§ LEESTEKST:
:::

Het is alweer even geleden: de ‘Brexit’. In luttele uren na het bekend worden van de uitslag van het referendum, verschenen vanuit Groot-Brittannië plaatjes die uitlegden uit wie de 52% (voor een exit uit de Europese Unie) respectievelijk de 48% (voor blijven) bestonden. Vooral de uitsplitsing naar leeftijdscategorie valt op. Hoe jonger de generatie, hoe liever ze bij de EU blijven. Senioren wilden juist weg. De geografische verdeling is ook veelzeggend: de universiteitssteden, het financiële centrum en de Schotten willen blijven, terwijl de overige counties per saldo het exit verkozen.

Dat het Britse electoraat langs deze scheidslijnen verdeeld zou zijn, was al bekend. Het vinden van patronen en verklaringen die tot de Brexit hebben geleid, was de kunst dan ook niet. Juist de Groenen hebben zich deze ontwikkelingen steeds sterk aangetrokken. De Groenen waren de eersten om het Europese project kritisch tegen het licht te houden – maar op een constructieve en progressieve manier, met een Unie op het oog waarin niemand zich vervreemd of uitgesloten hoeft te voelen.

De Groene krachtsinspanning verdubbelde zich na de crisis van 2008, maar het heeft kennelijk niet mogen baten. De onaangename verrassing dat de Britten daadwerkelijk de stekker eruit trokken, heeft iets weg van die andere prestatie van afgelopen zomer: wederom een daverend record in de gemiddelde planetaire temperatuur. De Groenen waren ook hier de eersten om het proces van klimaatopwarming te kennen en agenderen.

:::

§ GEGEVENS:
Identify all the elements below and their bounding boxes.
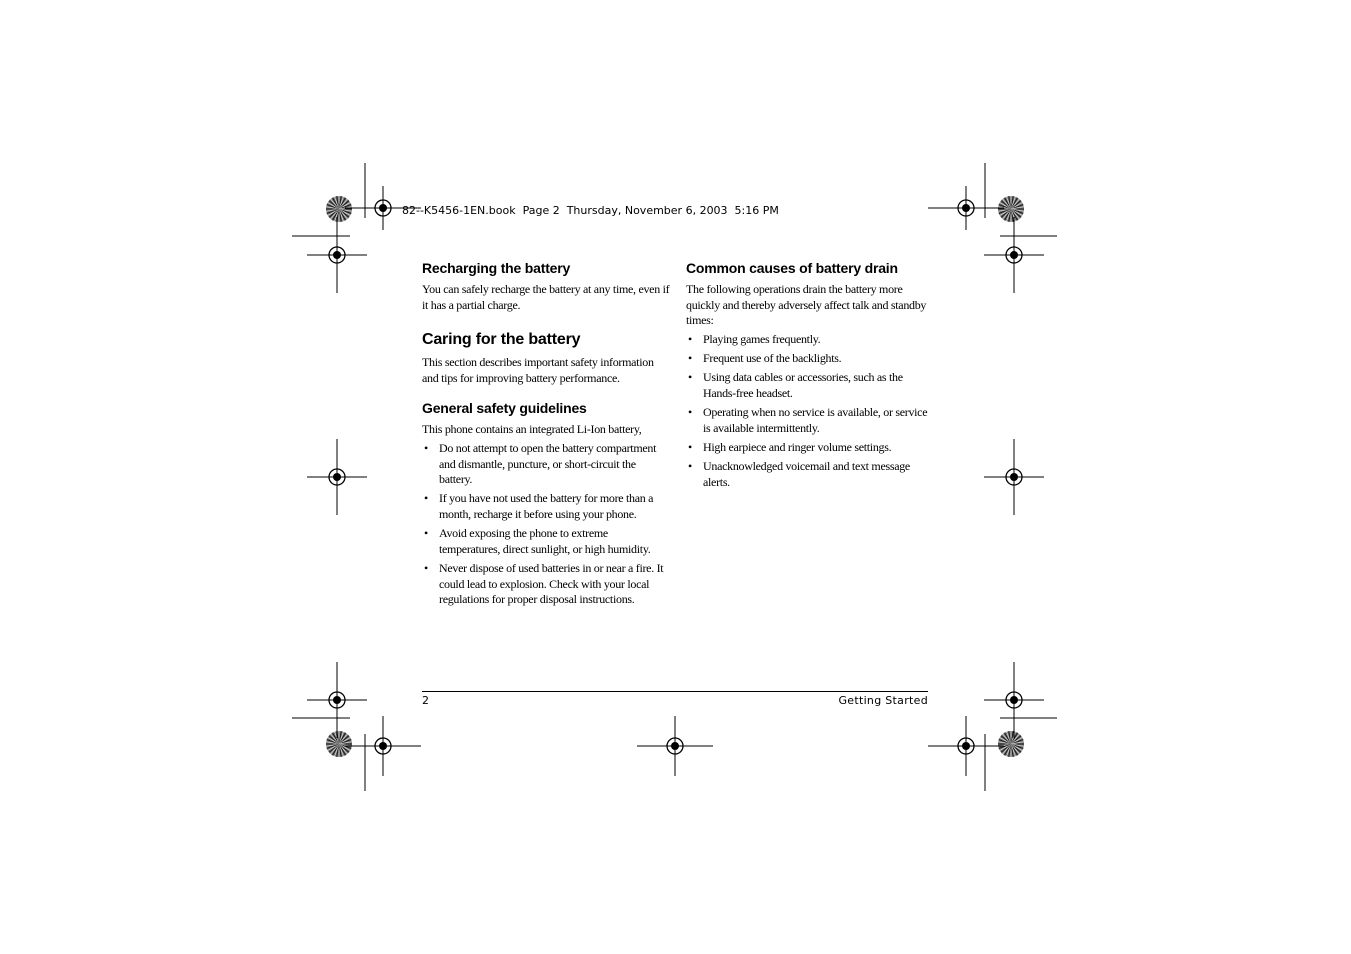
registration-dot-icon: [962, 204, 970, 212]
list-item: • Using data cables or accessories, such as the Hands-free headset.: [686, 370, 932, 401]
registration-circle-icon: [329, 469, 345, 485]
registration-dot-icon: [379, 742, 387, 750]
drain-list: [686, 332, 932, 490]
registration-dot-icon: [333, 251, 341, 259]
list-item: • Unacknowledged voicemail and text message alerts.: [686, 459, 932, 490]
registration-dot-icon: [962, 742, 970, 750]
registration-dot-icon: [671, 742, 679, 750]
right-column: [686, 259, 932, 494]
registration-circle-icon: [958, 200, 974, 216]
guidelines-list: [422, 441, 670, 608]
recharging-heading: Recharging the battery: [422, 260, 571, 276]
guidelines-heading: General safety guidelines: [422, 400, 587, 417]
registration-circle-icon: [375, 738, 391, 754]
registration-dot-icon: [1010, 473, 1018, 481]
caring-heading: Caring for the battery: [422, 331, 581, 349]
left-column: [422, 259, 670, 611]
list-item: • Avoid exposing the phone to extreme temperatures, direct sunlight, or high humidity.: [422, 526, 670, 557]
registration-dot-icon: [333, 696, 341, 704]
list-item: • Never dispose of used batteries in or near a fire. It could lead to explosion. Check with your local regulations for proper disposal instructions.: [422, 561, 670, 608]
list-item: • Do not attempt to open the battery compartment and dismantle, puncture, or short-circuit the battery.: [422, 441, 670, 488]
registration-circle-icon: [329, 692, 345, 708]
list-item: • Frequent use of the backlights.: [686, 351, 932, 367]
star-target-icon: [326, 731, 352, 757]
registration-circle-icon: [1006, 469, 1022, 485]
star-target-icon: [326, 196, 352, 222]
registration-circle-icon: [958, 738, 974, 754]
drain-intro: The following operations drain the battery more quickly and thereby adversely affect talk and standby times:: [686, 282, 927, 328]
registration-dot-icon: [333, 473, 341, 481]
drain-heading: Common causes of battery drain: [686, 260, 898, 276]
star-target-icon: [998, 196, 1024, 222]
list-item: • High earpiece and ringer volume settings.: [686, 440, 932, 456]
recharging-body: You can safely recharge the battery at any time, even if it has a partial charge.: [422, 282, 670, 312]
list-item: • Playing games frequently.: [686, 332, 932, 348]
list-item: • Operating when no service is available, or service is available intermittently.: [686, 405, 932, 436]
registration-circle-icon: [1006, 247, 1022, 263]
registration-circle-icon: [1006, 692, 1022, 708]
registration-dot-icon: [379, 204, 387, 212]
list-item: • If you have not used the battery for more than a month, recharge it before using your phone.: [422, 491, 670, 522]
registration-circle-icon: [667, 738, 683, 754]
registration-dot-icon: [1010, 696, 1018, 704]
page-number: 2: [422, 694, 429, 707]
section-name: Getting Started: [838, 694, 928, 707]
registration-circle-icon: [329, 247, 345, 263]
footer-rule: [422, 691, 928, 692]
star-target-icon: [998, 731, 1024, 757]
guidelines-intro: This phone contains an integrated Li-Ion battery,: [422, 422, 642, 437]
caring-body: This section describes important safety information and tips for improving battery performance.: [422, 355, 654, 385]
registration-circle-icon: [375, 200, 391, 216]
registration-dot-icon: [1010, 251, 1018, 259]
book-slug-line: 82--K5456-1EN.book Page 2 Thursday, November 6, 2003 5:16 PM: [402, 204, 779, 217]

:::

§ OPDRACHTEN:
[1] Neem uit de leestekst letterlijk het stuk over dat begint bij "De Groene krachtsinspanning" en eindigt bij "kennen en agenderen.".
[2] Welke gebieden wilden volgens de leestekst in de EU blijven?
[3] Klopt elke uitspraak hieronder met de leestekst? Antwoord per uitspraak met ja of nee en citeer de woorden uit de leestekst die de doorslag geven.
(a) Senioren wilden in de EU blijven.
(b) De Groenen waren de eersten die het Europese project kritisch bekeken.
(c) Na de crisis van 2008 werd de inzet van de Groenen kleiner.

§ ANTWOORDEN:
[1]
De Groene krachtsinspanning verdubbelde zich na de crisis van 2008, maar het heeft kennelijk niet mogen baten. De onaangename verrassing dat de Britten daadwerkelijk de stekker eruit trokken, heeft iets weg van die andere prestatie van afgelopen zomer: wederom een daverend record in de gemiddelde planetaire temperatuur. De Groenen waren ook hier de eersten om het proces van klimaatopwarming te kennen en agenderen.

[2] De universiteitssteden, het financiële centrum en de Schotten.

[3]
(a) Nee: "Senioren wilden juist weg."
(b) Ja: "De Groenen waren de eersten om het Europese project kritisch tegen het licht te houden"
(c) Nee: "De Groene krachtsinspanning verdubbelde zich na de crisis van 2008"